### WORK TO DO
Each entry below should be reproduced character for character.

---

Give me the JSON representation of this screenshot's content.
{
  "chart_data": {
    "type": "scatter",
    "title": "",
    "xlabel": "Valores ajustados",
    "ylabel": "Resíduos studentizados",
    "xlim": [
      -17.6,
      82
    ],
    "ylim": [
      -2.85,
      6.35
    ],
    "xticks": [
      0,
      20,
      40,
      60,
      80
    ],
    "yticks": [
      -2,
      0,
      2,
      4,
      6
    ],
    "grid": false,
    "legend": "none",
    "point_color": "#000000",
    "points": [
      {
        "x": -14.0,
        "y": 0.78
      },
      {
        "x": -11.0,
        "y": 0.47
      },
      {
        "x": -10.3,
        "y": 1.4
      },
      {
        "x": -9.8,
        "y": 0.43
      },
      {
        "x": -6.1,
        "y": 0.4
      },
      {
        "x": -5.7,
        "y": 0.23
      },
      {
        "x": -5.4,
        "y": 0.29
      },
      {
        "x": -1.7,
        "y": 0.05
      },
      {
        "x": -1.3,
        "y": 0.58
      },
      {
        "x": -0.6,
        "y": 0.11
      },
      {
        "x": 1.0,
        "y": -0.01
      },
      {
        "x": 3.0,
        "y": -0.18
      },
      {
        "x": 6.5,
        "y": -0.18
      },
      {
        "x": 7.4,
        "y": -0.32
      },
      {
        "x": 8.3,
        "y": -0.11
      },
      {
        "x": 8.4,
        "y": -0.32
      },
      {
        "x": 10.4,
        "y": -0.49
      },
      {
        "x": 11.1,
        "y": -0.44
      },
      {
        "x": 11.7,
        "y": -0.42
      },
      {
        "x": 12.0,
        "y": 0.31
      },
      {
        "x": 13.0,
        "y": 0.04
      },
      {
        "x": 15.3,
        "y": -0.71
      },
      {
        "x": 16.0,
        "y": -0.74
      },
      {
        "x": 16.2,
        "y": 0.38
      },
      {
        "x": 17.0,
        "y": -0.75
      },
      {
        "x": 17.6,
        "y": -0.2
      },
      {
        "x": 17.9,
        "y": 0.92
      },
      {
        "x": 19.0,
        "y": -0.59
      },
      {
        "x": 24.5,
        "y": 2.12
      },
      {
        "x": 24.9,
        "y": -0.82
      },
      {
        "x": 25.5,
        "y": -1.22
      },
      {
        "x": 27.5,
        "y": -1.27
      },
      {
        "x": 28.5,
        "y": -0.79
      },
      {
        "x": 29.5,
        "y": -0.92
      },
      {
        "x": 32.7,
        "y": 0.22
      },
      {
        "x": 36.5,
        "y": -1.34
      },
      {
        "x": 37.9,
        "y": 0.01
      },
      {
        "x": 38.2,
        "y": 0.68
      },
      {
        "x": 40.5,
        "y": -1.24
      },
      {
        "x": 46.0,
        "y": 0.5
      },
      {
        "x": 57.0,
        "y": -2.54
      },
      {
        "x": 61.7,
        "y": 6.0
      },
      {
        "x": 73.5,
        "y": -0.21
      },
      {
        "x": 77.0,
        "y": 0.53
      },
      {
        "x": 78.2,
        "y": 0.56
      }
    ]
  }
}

---

### COMPLETED EXERCISE
Give me the JSON representation of this screenshot's content.
{
  "chart_data": {
    "type": "scatter",
    "title": "",
    "xlabel": "Valores ajustados",
    "ylabel": "Resíduos studentizados",
    "xlim": [
      -17.6,
      82
    ],
    "ylim": [
      -2.85,
      6.35
    ],
    "xticks": [
      0,
      20,
      40,
      60,
      80
    ],
    "yticks": [
      -2,
      0,
      2,
      4,
      6
    ],
    "grid": false,
    "legend": "none",
    "point_color": "#000000",
    "points": [
      {
        "x": -14.0,
        "y": 0.78
      },
      {
        "x": -11.0,
        "y": 0.47
      },
      {
        "x": -10.3,
        "y": 1.4
      },
      {
        "x": -9.8,
        "y": 0.43
      },
      {
        "x": -6.1,
        "y": 0.4
      },
      {
        "x": -5.7,
        "y": 0.23
      },
      {
        "x": -5.4,
        "y": 0.29
      },
      {
        "x": -1.7,
        "y": 0.05
      },
      {
        "x": -1.3,
        "y": 0.58
      },
      {
        "x": -0.6,
        "y": 0.11
      },
      {
        "x": 1.0,
        "y": -0.01
      },
      {
        "x": 3.0,
        "y": -0.18
      },
      {
        "x": 6.5,
        "y": -0.18
      },
      {
        "x": 7.4,
        "y": -0.32
      },
      {
        "x": 8.3,
        "y": -0.11
      },
      {
        "x": 8.4,
        "y": -0.32
      },
      {
        "x": 10.4,
        "y": -0.49
      },
      {
        "x": 11.1,
        "y": -0.44
      },
      {
        "x": 11.7,
        "y": -0.42
      },
      {
        "x": 12.0,
        "y": 0.31
      },
      {
        "x": 13.0,
        "y": 0.04
      },
      {
        "x": 15.3,
        "y": -0.71
      },
      {
        "x": 16.0,
        "y": -0.74
      },
      {
        "x": 16.2,
        "y": 0.38
      },
      {
        "x": 17.0,
        "y": -0.75
      },
      {
        "x": 17.6,
        "y": -0.2
      },
      {
        "x": 17.9,
        "y": 0.92
      },
      {
        "x": 19.0,
        "y": -0.59
      },
      {
        "x": 24.5,
        "y": 2.12
      },
      {
        "x": 24.9,
        "y": -0.82
      },
      {
        "x": 25.5,
        "y": -1.22
      },
      {
        "x": 27.5,
        "y": -1.27
      },
      {
        "x": 28.5,
        "y": -0.79
      },
      {
        "x": 29.5,
        "y": -0.92
      },
      {
        "x": 32.7,
        "y": 0.22
      },
      {
        "x": 36.5,
        "y": -1.34
      },
      {
        "x": 37.9,
        "y": 0.01
      },
      {
        "x": 38.2,
        "y": 0.68
      },
      {
        "x": 40.5,
        "y": -1.24
      },
      {
        "x": 46.0,
        "y": 0.5
      },
      {
        "x": 57.0,
        "y": -2.54
      },
      {
        "x": 61.7,
        "y": 6.0
      },
      {
        "x": 73.5,
        "y": -0.21
      },
      {
        "x": 77.0,
        "y": 0.53
      },
      {
        "x": 78.2,
        "y": 0.56
      }
    ]
  }
}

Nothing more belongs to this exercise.